=== Directions for this task ===
The listing below is to be output in its exact form.

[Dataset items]
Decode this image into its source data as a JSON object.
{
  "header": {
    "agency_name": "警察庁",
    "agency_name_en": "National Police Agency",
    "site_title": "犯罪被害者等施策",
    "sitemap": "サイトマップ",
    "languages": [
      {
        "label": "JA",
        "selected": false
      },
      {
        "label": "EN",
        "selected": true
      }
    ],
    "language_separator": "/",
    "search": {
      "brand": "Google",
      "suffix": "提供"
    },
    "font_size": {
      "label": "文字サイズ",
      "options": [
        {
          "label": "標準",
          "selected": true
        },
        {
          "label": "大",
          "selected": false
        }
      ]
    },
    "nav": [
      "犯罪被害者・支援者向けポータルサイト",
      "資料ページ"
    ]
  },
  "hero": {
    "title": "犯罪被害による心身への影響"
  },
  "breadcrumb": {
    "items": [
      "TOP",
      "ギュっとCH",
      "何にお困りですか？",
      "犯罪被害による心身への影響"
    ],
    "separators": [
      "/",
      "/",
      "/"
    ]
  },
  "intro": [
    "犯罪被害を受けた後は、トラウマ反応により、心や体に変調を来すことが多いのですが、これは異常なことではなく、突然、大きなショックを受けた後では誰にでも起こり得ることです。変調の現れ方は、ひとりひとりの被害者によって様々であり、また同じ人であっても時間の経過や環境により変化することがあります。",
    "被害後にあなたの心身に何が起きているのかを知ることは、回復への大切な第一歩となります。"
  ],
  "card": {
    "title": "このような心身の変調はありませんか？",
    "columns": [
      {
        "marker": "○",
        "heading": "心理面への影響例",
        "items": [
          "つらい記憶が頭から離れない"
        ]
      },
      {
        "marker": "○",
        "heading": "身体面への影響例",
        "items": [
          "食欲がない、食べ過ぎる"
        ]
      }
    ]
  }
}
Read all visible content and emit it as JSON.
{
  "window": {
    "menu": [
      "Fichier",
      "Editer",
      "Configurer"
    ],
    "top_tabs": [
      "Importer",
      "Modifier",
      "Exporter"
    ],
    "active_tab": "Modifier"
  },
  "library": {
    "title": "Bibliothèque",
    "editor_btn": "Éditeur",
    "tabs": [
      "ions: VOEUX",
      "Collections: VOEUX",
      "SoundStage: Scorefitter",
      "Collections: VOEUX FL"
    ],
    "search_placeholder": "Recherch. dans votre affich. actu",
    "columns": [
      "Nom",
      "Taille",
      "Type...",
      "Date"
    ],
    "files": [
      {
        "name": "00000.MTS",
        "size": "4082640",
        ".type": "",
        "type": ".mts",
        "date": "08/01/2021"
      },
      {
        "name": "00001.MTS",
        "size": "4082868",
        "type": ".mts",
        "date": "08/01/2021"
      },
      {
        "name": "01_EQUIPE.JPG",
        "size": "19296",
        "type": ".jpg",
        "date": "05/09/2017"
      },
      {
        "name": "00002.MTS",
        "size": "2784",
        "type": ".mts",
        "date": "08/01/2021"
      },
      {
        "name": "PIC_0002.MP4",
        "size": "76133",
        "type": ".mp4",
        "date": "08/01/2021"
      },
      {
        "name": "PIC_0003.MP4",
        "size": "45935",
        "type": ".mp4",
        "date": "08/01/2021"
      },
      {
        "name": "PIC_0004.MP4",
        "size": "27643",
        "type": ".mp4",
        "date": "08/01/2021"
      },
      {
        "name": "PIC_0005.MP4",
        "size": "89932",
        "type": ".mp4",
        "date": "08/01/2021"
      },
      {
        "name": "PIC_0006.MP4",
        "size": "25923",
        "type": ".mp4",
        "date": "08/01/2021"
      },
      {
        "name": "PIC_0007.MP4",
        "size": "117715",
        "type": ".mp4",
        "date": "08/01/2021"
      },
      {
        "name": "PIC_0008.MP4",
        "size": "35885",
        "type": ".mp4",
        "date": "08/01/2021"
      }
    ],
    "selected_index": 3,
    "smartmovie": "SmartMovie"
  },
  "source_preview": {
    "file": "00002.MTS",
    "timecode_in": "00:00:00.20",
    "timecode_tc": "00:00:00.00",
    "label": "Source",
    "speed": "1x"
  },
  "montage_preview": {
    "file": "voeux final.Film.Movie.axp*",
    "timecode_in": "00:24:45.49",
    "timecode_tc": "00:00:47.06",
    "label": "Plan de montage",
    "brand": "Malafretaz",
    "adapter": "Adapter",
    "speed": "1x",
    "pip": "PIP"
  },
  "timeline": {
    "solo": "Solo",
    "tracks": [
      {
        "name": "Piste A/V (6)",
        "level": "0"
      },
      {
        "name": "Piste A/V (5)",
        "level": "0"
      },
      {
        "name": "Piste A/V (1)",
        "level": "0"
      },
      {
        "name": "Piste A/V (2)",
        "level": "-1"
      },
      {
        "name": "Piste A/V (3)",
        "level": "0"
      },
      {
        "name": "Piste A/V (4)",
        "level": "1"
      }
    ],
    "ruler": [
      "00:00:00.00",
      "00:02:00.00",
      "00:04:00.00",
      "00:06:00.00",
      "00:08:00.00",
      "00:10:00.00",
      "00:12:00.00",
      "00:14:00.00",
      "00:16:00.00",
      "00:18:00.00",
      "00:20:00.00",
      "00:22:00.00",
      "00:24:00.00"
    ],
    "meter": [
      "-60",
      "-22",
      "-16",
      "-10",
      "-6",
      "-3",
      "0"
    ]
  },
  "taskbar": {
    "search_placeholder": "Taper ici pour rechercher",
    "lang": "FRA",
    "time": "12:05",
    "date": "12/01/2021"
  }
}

=== Result of the task ===
Decode this image into its source data as a JSON object.
{
  "header": {
    "agency_name": "警察庁",
    "agency_name_en": "National Police Agency",
    "site_title": "犯罪被害者等施策",
    "sitemap": "サイトマップ",
    "languages": [
      {
        "label": "JA",
        "selected": false
      },
      {
        "label": "EN",
        "selected": true
      }
    ],
    "language_separator": "/",
    "search": {
      "brand": "Google",
      "suffix": "提供"
    },
    "font_size": {
      "label": "文字サイズ",
      "options": [
        {
          "label": "標準",
          "selected": true
        },
        {
          "label": "大",
          "selected": false
        }
      ]
    },
    "nav": [
      "犯罪被害者・支援者向けポータルサイト",
      "資料ページ"
    ]
  },
  "hero": {
    "title": "犯罪被害による心身への影響"
  },
  "breadcrumb": {
    "items": [
      "TOP",
      "ギュっとCH",
      "何にお困りですか？",
      "犯罪被害による心身への影響"
    ],
    "separators": [
      "/",
      "/",
      "/"
    ]
  },
  "intro": [
    "犯罪被害を受けた後は、トラウマ反応により、心や体に変調を来すことが多いのですが、これは異常なことではなく、突然、大きなショックを受けた後では誰にでも起こり得ることです。変調の現れ方は、ひとりひとりの被害者によって様々であり、また同じ人であっても時間の経過や環境により変化することがあります。",
    "被害後にあなたの心身に何が起きているのかを知ることは、回復への大切な第一歩となります。"
  ],
  "card": {
    "title": "このような心身の変調はありませんか？",
    "columns": [
      {
        "marker": "○",
        "heading": "心理面への影響例",
        "items": [
          "つらい記憶が頭から離れない"
        ]
      },
      {
        "marker": "○",
        "heading": "身体面への影響例",
        "items": [
          "食欲がない、食べ過ぎる"
        ]
      }
    ]
  }
}
Read all visible content and emit it as JSON.
{
  "window": {
    "menu": [
      "Fichier",
      "Editer",
      "Configurer"
    ],
    "top_tabs": [
      "Importer",
      "Modifier",
      "Exporter"
    ],
    "active_tab": "Modifier"
  },
  "library": {
    "title": "Bibliothèque",
    "editor_btn": "Éditeur",
    "tabs": [
      "ions: VOEUX",
      "Collections: VOEUX",
      "SoundStage: Scorefitter",
      "Collections: VOEUX FL"
    ],
    "search_placeholder": "Recherch. dans votre affich. actu",
    "columns": [
      "Nom",
      "Taille",
      "Type...",
      "Date"
    ],
    "files": [
      {
        "name": "00000.MTS",
        "size": "4082640",
        ".type": "",
        "type": ".mts",
        "date": "08/01/2021"
      },
      {
        "name": "00001.MTS",
        "size": "4082868",
        "type": ".mts",
        "date": "08/01/2021"
      },
      {
        "name": "01_EQUIPE.JPG",
        "size": "19296",
        "type": ".jpg",
        "date": "05/09/2017"
      },
      {
        "name": "00002.MTS",
        "size": "2784",
        "type": ".mts",
        "date": "08/01/2021"
      },
      {
        "name": "PIC_0002.MP4",
        "size": "76133",
        "type": ".mp4",
        "date": "08/01/2021"
      },
      {
        "name": "PIC_0003.MP4",
        "size": "45935",
        "type": ".mp4",
        "date": "08/01/2021"
      },
      {
        "name": "PIC_0004.MP4",
        "size": "27643",
        "type": ".mp4",
        "date": "08/01/2021"
      },
      {
        "name": "PIC_0005.MP4",
        "size": "89932",
        "type": ".mp4",
        "date": "08/01/2021"
      },
      {
        "name": "PIC_0006.MP4",
        "size": "25923",
        "type": ".mp4",
        "date": "08/01/2021"
      },
      {
        "name": "PIC_0007.MP4",
        "size": "117715",
        "type": ".mp4",
        "date": "08/01/2021"
      },
      {
        "name": "PIC_0008.MP4",
        "size": "35885",
        "type": ".mp4",
        "date": "08/01/2021"
      }
    ],
    "selected_index": 3,
    "smartmovie": "SmartMovie"
  },
  "source_preview": {
    "file": "00002.MTS",
    "timecode_in": "00:00:00.20",
    "timecode_tc": "00:00:00.00",
    "label": "Source",
    "speed": "1x"
  },
  "montage_preview": {
    "file": "voeux final.Film.Movie.axp*",
    "timecode_in": "00:24:45.49",
    "timecode_tc": "00:00:47.06",
    "label": "Plan de montage",
    "brand": "Malafretaz",
    "adapter": "Adapter",
    "speed": "1x",
    "pip": "PIP"
  },
  "timeline": {
    "solo": "Solo",
    "tracks": [
      {
        "name": "Piste A/V (6)",
        "level": "0"
      },
      {
        "name": "Piste A/V (5)",
        "level": "0"
      },
      {
        "name": "Piste A/V (1)",
        "level": "0"
      },
      {
        "name": "Piste A/V (2)",
        "level": "-1"
      },
      {
        "name": "Piste A/V (3)",
        "level": "0"
      },
      {
        "name": "Piste A/V (4)",
        "level": "1"
      }
    ],
    "ruler": [
      "00:00:00.00",
      "00:02:00.00",
      "00:04:00.00",
      "00:06:00.00",
      "00:08:00.00",
      "00:10:00.00",
      "00:12:00.00",
      "00:14:00.00",
      "00:16:00.00",
      "00:18:00.00",
      "00:20:00.00",
      "00:22:00.00",
      "00:24:00.00"
    ],
    "meter": [
      "-60",
      "-22",
      "-16",
      "-10",
      "-6",
      "-3",
      "0"
    ]
  },
  "taskbar": {
    "search_placeholder": "Taper ici pour rechercher",
    "lang": "FRA",
    "time": "12:05",
    "date": "12/01/2021"
  }
}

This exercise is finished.